## Work instructions
Write the records out again, keeping each line exactly as it is.

## Data lines

· · · · · · ·

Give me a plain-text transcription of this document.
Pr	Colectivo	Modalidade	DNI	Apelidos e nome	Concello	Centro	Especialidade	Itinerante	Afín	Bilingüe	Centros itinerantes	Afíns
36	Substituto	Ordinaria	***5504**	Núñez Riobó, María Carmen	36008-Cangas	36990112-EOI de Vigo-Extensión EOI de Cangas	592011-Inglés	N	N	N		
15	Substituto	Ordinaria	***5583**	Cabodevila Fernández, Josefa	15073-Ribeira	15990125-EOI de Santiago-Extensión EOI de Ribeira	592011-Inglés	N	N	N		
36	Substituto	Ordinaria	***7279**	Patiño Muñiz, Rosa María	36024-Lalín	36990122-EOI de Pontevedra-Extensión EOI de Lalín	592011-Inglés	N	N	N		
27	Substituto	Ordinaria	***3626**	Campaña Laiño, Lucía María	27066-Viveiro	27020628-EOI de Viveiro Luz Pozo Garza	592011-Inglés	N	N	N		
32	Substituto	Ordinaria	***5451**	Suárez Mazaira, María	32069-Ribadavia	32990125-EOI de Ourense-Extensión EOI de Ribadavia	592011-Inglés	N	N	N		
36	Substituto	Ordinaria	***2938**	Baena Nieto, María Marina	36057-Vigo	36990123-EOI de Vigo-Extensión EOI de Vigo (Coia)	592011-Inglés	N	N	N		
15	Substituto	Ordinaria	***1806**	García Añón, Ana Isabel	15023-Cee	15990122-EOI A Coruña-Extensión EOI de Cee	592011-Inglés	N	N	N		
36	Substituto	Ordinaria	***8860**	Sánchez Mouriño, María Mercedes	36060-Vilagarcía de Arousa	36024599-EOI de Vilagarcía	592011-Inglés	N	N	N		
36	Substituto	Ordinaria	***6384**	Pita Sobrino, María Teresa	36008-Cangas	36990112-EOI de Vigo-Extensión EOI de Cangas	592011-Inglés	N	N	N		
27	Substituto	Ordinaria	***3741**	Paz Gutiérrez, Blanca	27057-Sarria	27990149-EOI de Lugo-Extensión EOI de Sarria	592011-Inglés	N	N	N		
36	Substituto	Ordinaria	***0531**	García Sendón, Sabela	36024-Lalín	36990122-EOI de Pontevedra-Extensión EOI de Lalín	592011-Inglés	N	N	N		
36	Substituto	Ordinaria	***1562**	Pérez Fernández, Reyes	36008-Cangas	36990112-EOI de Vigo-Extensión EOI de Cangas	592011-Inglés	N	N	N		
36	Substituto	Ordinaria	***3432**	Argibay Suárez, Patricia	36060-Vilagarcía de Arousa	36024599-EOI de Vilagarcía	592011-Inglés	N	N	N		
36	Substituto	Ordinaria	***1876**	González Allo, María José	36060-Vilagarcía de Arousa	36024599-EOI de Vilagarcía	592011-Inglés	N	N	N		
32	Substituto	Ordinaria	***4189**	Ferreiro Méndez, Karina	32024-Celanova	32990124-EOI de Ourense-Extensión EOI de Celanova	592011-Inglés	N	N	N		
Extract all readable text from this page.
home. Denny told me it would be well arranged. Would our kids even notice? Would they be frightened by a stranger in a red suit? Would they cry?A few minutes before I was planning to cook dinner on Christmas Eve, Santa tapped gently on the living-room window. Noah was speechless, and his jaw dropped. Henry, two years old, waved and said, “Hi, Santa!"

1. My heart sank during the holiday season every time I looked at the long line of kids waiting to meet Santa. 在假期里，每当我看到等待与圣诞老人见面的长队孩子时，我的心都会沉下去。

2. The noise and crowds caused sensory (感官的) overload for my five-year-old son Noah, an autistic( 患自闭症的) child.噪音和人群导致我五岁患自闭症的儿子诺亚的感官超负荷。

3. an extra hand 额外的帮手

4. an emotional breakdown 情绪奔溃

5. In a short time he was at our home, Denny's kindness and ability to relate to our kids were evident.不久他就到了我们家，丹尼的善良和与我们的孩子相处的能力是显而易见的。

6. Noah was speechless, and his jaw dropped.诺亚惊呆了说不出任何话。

· · · · · · ·

## Task response
Give me a plain-text transcription of this document.
Pr	Colectivo	Modalidade	DNI	Apelidos e nome	Concello	Centro	Especialidade	Itinerante	Afín	Bilingüe	Centros itinerantes	Afíns
36	Substituto	Ordinaria	***5504**	Núñez Riobó, María Carmen	36008-Cangas	36990112-EOI de Vigo-Extensión EOI de Cangas	592011-Inglés	N	N	N		
15	Substituto	Ordinaria	***5583**	Cabodevila Fernández, Josefa	15073-Ribeira	15990125-EOI de Santiago-Extensión EOI de Ribeira	592011-Inglés	N	N	N		
36	Substituto	Ordinaria	***7279**	Patiño Muñiz, Rosa María	36024-Lalín	36990122-EOI de Pontevedra-Extensión EOI de Lalín	592011-Inglés	N	N	N		
27	Substituto	Ordinaria	***3626**	Campaña Laiño, Lucía María	27066-Viveiro	27020628-EOI de Viveiro Luz Pozo Garza	592011-Inglés	N	N	N		
32	Substituto	Ordinaria	***5451**	Suárez Mazaira, María	32069-Ribadavia	32990125-EOI de Ourense-Extensión EOI de Ribadavia	592011-Inglés	N	N	N		
36	Substituto	Ordinaria	***2938**	Baena Nieto, María Marina	36057-Vigo	36990123-EOI de Vigo-Extensión EOI de Vigo (Coia)	592011-Inglés	N	N	N		
15	Substituto	Ordinaria	***1806**	García Añón, Ana Isabel	15023-Cee	15990122-EOI A Coruña-Extensión EOI de Cee	592011-Inglés	N	N	N		
36	Substituto	Ordinaria	***8860**	Sánchez Mouriño, María Mercedes	36060-Vilagarcía de Arousa	36024599-EOI de Vilagarcía	592011-Inglés	N	N	N		
36	Substituto	Ordinaria	***6384**	Pita Sobrino, María Teresa	36008-Cangas	36990112-EOI de Vigo-Extensión EOI de Cangas	592011-Inglés	N	N	N		
27	Substituto	Ordinaria	***3741**	Paz Gutiérrez, Blanca	27057-Sarria	27990149-EOI de Lugo-Extensión EOI de Sarria	592011-Inglés	N	N	N		
36	Substituto	Ordinaria	***0531**	García Sendón, Sabela	36024-Lalín	36990122-EOI de Pontevedra-Extensión EOI de Lalín	592011-Inglés	N	N	N		
36	Substituto	Ordinaria	***1562**	Pérez Fernández, Reyes	36008-Cangas	36990112-EOI de Vigo-Extensión EOI de Cangas	592011-Inglés	N	N	N		
36	Substituto	Ordinaria	***3432**	Argibay Suárez, Patricia	36060-Vilagarcía de Arousa	36024599-EOI de Vilagarcía	592011-Inglés	N	N	N		
36	Substituto	Ordinaria	***1876**	González Allo, María José	36060-Vilagarcía de Arousa	36024599-EOI de Vilagarcía	592011-Inglés	N	N	N		
32	Substituto	Ordinaria	***4189**	Ferreiro Méndez, Karina	32024-Celanova	32990124-EOI de Ourense-Extensión EOI de Celanova	592011-Inglés	N	N	N		
Extract all readable text from this page.
home. Denny told me it would be well arranged. Would our kids even notice? Would they be frightened by a stranger in a red suit? Would they cry?A few minutes before I was planning to cook dinner on Christmas Eve, Santa tapped gently on the living-room window. Noah was speechless, and his jaw dropped. Henry, two years old, waved and said, “Hi, Santa!"

1. My heart sank during the holiday season every time I looked at the long line of kids waiting to meet Santa. 在假期里，每当我看到等待与圣诞老人见面的长队孩子时，我的心都会沉下去。

2. The noise and crowds caused sensory (感官的) overload for my five-year-old son Noah, an autistic( 患自闭症的) child.噪音和人群导致我五岁患自闭症的儿子诺亚的感官超负荷。

3. an extra hand 额外的帮手

4. an emotional breakdown 情绪奔溃

5. In a short time he was at our home, Denny's kindness and ability to relate to our kids were evident.不久他就到了我们家，丹尼的善良和与我们的孩子相处的能力是显而易见的。

6. Noah was speechless, and his jaw dropped.诺亚惊呆了说不出任何话。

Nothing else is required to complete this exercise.